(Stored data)
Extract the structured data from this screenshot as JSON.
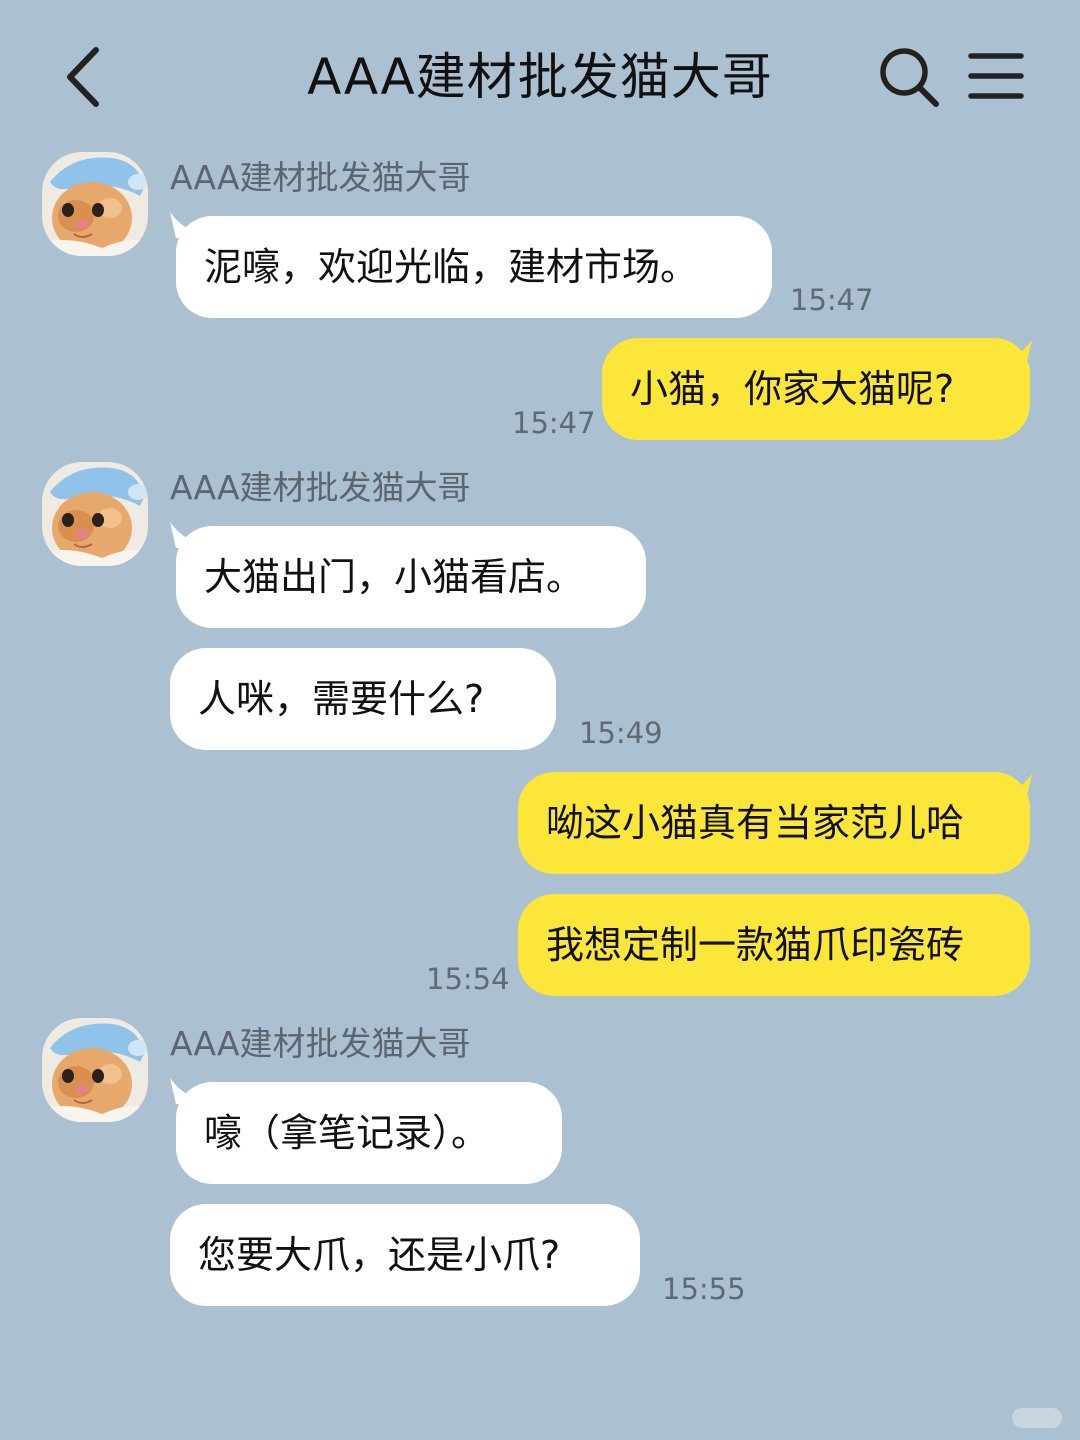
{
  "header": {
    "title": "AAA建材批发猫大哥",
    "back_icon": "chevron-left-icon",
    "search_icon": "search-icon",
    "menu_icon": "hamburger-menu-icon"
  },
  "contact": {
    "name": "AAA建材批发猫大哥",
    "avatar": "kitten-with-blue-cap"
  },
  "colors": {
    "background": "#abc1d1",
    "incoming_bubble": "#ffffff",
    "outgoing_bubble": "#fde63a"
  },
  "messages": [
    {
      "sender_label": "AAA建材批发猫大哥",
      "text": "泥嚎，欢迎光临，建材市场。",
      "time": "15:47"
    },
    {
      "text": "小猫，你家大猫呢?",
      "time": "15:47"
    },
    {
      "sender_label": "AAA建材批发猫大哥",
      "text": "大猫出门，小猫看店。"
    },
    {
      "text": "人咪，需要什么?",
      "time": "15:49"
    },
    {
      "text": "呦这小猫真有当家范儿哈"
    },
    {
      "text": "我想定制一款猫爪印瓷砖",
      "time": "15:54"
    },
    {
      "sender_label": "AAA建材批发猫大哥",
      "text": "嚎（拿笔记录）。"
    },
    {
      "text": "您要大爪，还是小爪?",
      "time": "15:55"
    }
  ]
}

Exercise brief:
Copy the data character for character, but drop all pictures from the copy.

Written answer:
Extract the structured data from this screenshot as JSON.
{
  "header": {
    "title": "AAA建材批发猫大哥",
    "back_icon": "chevron-left-icon",
    "search_icon": "search-icon",
    "menu_icon": "hamburger-menu-icon"
  },
  "contact": {
    "name": "AAA建材批发猫大哥",
    "avatar": "kitten-with-blue-cap"
  },
  "colors": {
    "background": "#abc1d1",
    "incoming_bubble": "#ffffff",
    "outgoing_bubble": "#fde63a"
  },
  "messages": [
    {
      "sender_label": "AAA建材批发猫大哥",
      "text": "泥嚎，欢迎光临，建材市场。",
      "time": "15:47"
    },
    {
      "text": "小猫，你家大猫呢?",
      "time": "15:47"
    },
    {
      "sender_label": "AAA建材批发猫大哥",
      "text": "大猫出门，小猫看店。"
    },
    {
      "text": "人咪，需要什么?",
      "time": "15:49"
    },
    {
      "text": "呦这小猫真有当家范儿哈"
    },
    {
      "text": "我想定制一款猫爪印瓷砖",
      "time": "15:54"
    },
    {
      "sender_label": "AAA建材批发猫大哥",
      "text": "嚎（拿笔记录）。"
    },
    {
      "text": "您要大爪，还是小爪?",
      "time": "15:55"
    }
  ]
}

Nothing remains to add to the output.